### Short exercise
Work out how many lines of the listing hold the string "HTTP", then answer with that number and nothing else.

= = =

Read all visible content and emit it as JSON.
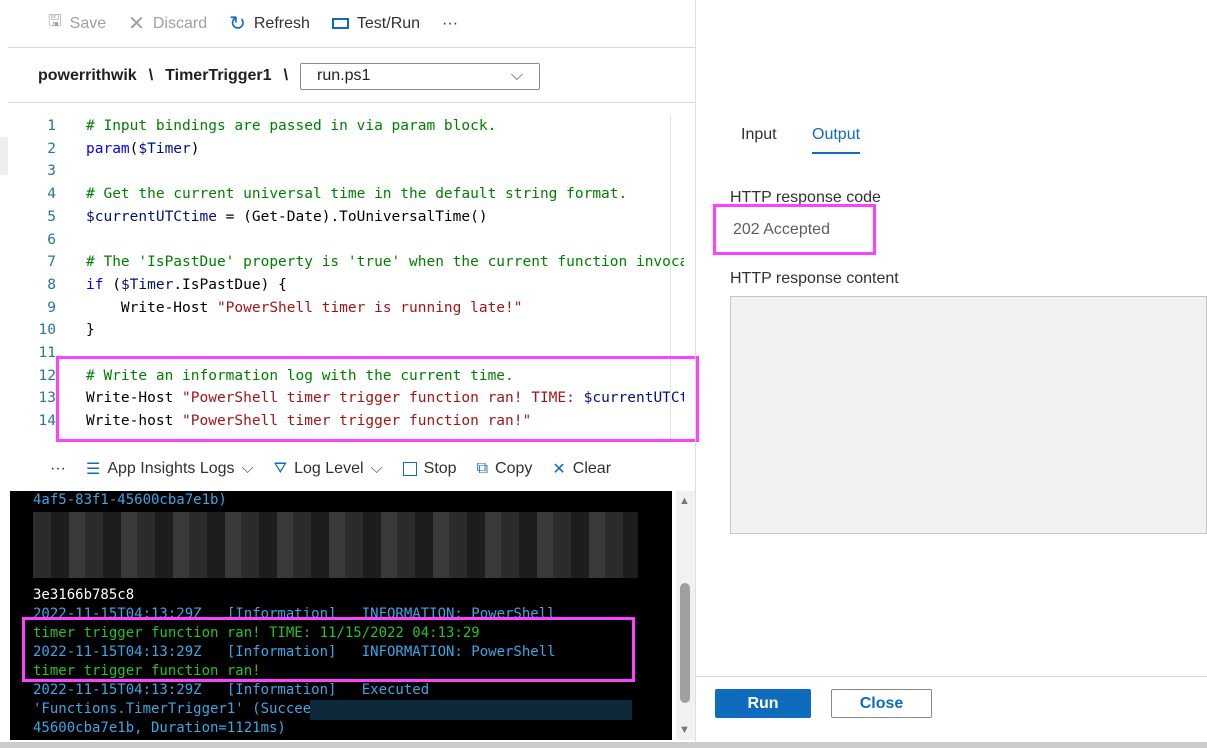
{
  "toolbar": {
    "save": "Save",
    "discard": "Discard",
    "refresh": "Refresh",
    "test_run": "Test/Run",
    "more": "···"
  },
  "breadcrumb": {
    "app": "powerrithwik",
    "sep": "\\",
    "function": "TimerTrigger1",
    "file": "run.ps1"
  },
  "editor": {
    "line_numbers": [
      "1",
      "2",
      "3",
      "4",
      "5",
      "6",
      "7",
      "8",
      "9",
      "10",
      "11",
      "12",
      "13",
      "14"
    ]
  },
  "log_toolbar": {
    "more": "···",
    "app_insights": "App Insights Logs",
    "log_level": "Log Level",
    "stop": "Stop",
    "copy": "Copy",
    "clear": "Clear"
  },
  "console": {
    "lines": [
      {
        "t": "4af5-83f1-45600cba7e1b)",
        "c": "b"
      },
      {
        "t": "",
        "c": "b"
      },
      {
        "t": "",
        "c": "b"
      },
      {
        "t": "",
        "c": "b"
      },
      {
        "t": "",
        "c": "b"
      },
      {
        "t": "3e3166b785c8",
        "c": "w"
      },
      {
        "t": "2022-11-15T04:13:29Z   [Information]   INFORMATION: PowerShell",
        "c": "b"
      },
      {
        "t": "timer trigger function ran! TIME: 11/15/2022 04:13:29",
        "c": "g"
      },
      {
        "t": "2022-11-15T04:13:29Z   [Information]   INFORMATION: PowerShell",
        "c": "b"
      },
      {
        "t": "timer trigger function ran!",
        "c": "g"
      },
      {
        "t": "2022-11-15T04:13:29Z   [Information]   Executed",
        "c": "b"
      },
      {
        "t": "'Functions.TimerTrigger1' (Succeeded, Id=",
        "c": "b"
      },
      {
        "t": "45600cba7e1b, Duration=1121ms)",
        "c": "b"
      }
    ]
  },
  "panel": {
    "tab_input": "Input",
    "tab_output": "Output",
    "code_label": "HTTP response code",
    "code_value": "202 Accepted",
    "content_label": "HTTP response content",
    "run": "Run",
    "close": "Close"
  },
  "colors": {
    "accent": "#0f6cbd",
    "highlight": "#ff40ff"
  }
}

= = =

### Answer in full
2